[WHAT YOU HAVE TO DO]
Below is a block of records; repeat all of them exactly.

[Collected data entries]
....................
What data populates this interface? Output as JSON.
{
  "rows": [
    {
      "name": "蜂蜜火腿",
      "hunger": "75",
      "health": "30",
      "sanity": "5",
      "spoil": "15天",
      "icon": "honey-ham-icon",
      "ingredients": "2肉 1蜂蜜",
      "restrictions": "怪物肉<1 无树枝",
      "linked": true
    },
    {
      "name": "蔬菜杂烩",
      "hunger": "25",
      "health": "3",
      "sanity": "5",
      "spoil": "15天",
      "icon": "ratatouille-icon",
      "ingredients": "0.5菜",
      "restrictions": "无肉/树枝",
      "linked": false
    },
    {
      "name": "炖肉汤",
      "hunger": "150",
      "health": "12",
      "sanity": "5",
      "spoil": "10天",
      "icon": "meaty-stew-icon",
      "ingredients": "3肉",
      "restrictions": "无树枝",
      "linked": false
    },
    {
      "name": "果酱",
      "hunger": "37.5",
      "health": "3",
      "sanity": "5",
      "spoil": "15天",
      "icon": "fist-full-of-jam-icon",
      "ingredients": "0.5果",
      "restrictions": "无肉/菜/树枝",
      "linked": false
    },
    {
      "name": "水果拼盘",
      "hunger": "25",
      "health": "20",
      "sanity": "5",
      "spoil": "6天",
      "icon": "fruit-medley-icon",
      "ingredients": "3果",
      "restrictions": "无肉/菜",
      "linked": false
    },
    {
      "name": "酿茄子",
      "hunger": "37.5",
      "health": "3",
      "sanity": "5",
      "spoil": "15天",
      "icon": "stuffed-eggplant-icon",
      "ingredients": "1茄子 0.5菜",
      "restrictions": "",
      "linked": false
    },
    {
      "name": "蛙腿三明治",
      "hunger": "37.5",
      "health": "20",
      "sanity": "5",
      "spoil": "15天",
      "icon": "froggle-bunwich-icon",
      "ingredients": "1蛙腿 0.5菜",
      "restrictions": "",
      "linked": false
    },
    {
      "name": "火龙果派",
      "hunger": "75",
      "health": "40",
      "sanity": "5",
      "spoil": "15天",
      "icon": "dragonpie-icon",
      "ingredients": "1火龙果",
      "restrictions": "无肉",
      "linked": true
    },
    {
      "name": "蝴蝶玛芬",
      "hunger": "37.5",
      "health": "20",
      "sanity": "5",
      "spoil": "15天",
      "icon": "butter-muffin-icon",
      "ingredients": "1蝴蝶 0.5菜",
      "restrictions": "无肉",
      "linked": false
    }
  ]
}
....................
[FULL SOLUTION]
What data populates this interface? Output as JSON.
{
  "rows": [
    {
      "name": "蜂蜜火腿",
      "hunger": "75",
      "health": "30",
      "sanity": "5",
      "spoil": "15天",
      "icon": "honey-ham-icon",
      "ingredients": "2肉 1蜂蜜",
      "restrictions": "怪物肉<1 无树枝",
      "linked": true
    },
    {
      "name": "蔬菜杂烩",
      "hunger": "25",
      "health": "3",
      "sanity": "5",
      "spoil": "15天",
      "icon": "ratatouille-icon",
      "ingredients": "0.5菜",
      "restrictions": "无肉/树枝",
      "linked": false
    },
    {
      "name": "炖肉汤",
      "hunger": "150",
      "health": "12",
      "sanity": "5",
      "spoil": "10天",
      "icon": "meaty-stew-icon",
      "ingredients": "3肉",
      "restrictions": "无树枝",
      "linked": false
    },
    {
      "name": "果酱",
      "hunger": "37.5",
      "health": "3",
      "sanity": "5",
      "spoil": "15天",
      "icon": "fist-full-of-jam-icon",
      "ingredients": "0.5果",
      "restrictions": "无肉/菜/树枝",
      "linked": false
    },
    {
      "name": "水果拼盘",
      "hunger": "25",
      "health": "20",
      "sanity": "5",
      "spoil": "6天",
      "icon": "fruit-medley-icon",
      "ingredients": "3果",
      "restrictions": "无肉/菜",
      "linked": false
    },
    {
      "name": "酿茄子",
      "hunger": "37.5",
      "health": "3",
      "sanity": "5",
      "spoil": "15天",
      "icon": "stuffed-eggplant-icon",
      "ingredients": "1茄子 0.5菜",
      "restrictions": "",
      "linked": false
    },
    {
      "name": "蛙腿三明治",
      "hunger": "37.5",
      "health": "20",
      "sanity": "5",
      "spoil": "15天",
      "icon": "froggle-bunwich-icon",
      "ingredients": "1蛙腿 0.5菜",
      "restrictions": "",
      "linked": false
    },
    {
      "name": "火龙果派",
      "hunger": "75",
      "health": "40",
      "sanity": "5",
      "spoil": "15天",
      "icon": "dragonpie-icon",
      "ingredients": "1火龙果",
      "restrictions": "无肉",
      "linked": true
    },
    {
      "name": "蝴蝶玛芬",
      "hunger": "37.5",
      "health": "20",
      "sanity": "5",
      "spoil": "15天",
      "icon": "butter-muffin-icon",
      "ingredients": "1蝴蝶 0.5菜",
      "restrictions": "无肉",
      "linked": false
    }
  ]
}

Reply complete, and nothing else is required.